**Written request**
Below are some records. Copy every line in them that holds "Number".

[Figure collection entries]

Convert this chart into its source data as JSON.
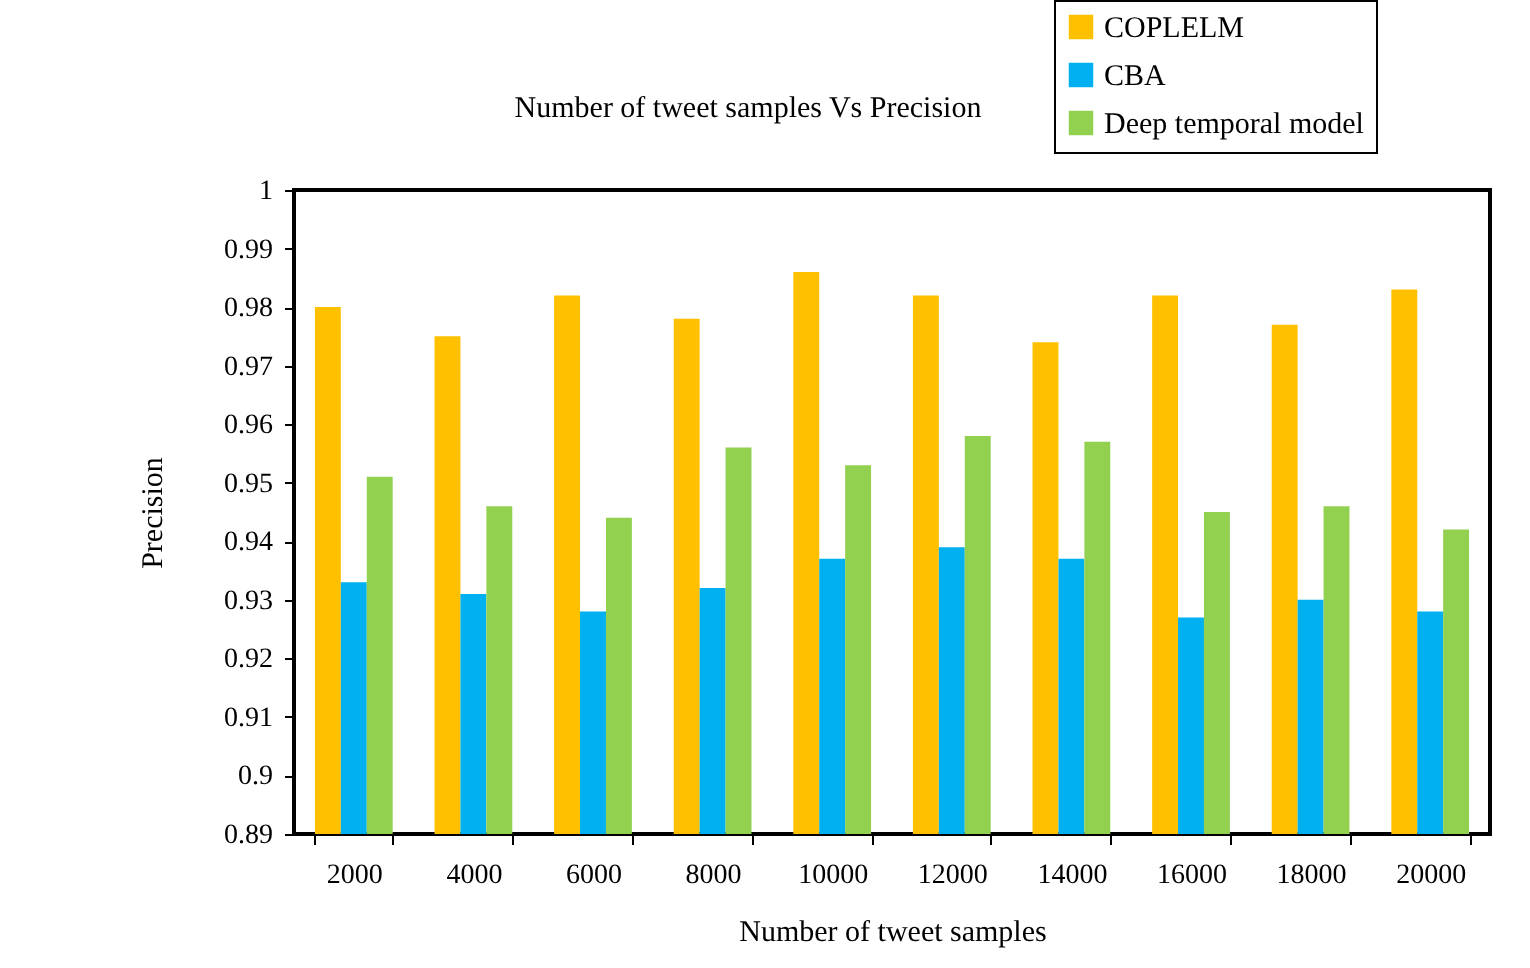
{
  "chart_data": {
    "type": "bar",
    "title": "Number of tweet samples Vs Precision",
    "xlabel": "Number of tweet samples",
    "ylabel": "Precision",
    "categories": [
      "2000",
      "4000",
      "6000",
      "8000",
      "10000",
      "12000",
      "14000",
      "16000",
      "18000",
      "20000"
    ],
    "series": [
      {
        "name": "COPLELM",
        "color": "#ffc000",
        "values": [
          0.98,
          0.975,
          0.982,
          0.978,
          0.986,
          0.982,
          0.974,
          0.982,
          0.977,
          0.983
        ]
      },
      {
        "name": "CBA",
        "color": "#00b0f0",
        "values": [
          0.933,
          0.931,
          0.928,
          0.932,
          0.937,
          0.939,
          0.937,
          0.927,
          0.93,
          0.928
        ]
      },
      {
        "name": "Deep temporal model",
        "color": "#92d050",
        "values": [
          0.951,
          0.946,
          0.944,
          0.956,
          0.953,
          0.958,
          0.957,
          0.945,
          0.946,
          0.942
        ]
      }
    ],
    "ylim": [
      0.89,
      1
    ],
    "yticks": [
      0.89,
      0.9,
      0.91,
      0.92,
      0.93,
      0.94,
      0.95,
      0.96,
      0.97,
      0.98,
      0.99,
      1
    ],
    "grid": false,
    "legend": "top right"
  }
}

--

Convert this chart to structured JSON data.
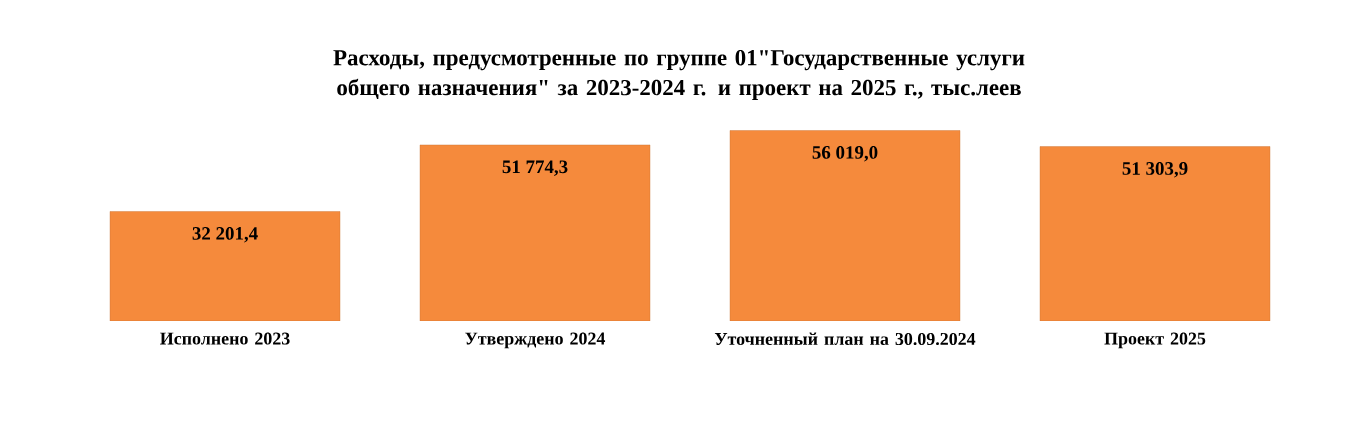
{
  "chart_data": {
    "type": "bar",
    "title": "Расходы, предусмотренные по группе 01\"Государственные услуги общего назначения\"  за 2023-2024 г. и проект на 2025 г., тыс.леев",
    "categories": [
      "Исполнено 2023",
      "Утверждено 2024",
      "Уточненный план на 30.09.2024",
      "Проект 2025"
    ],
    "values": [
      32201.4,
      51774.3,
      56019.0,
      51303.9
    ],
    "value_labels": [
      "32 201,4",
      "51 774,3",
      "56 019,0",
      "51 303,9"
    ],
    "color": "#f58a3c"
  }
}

**Result for this task**
    "title": "Number of tweet samples Vs Precision",
    "xlabel": "Number of tweet samples",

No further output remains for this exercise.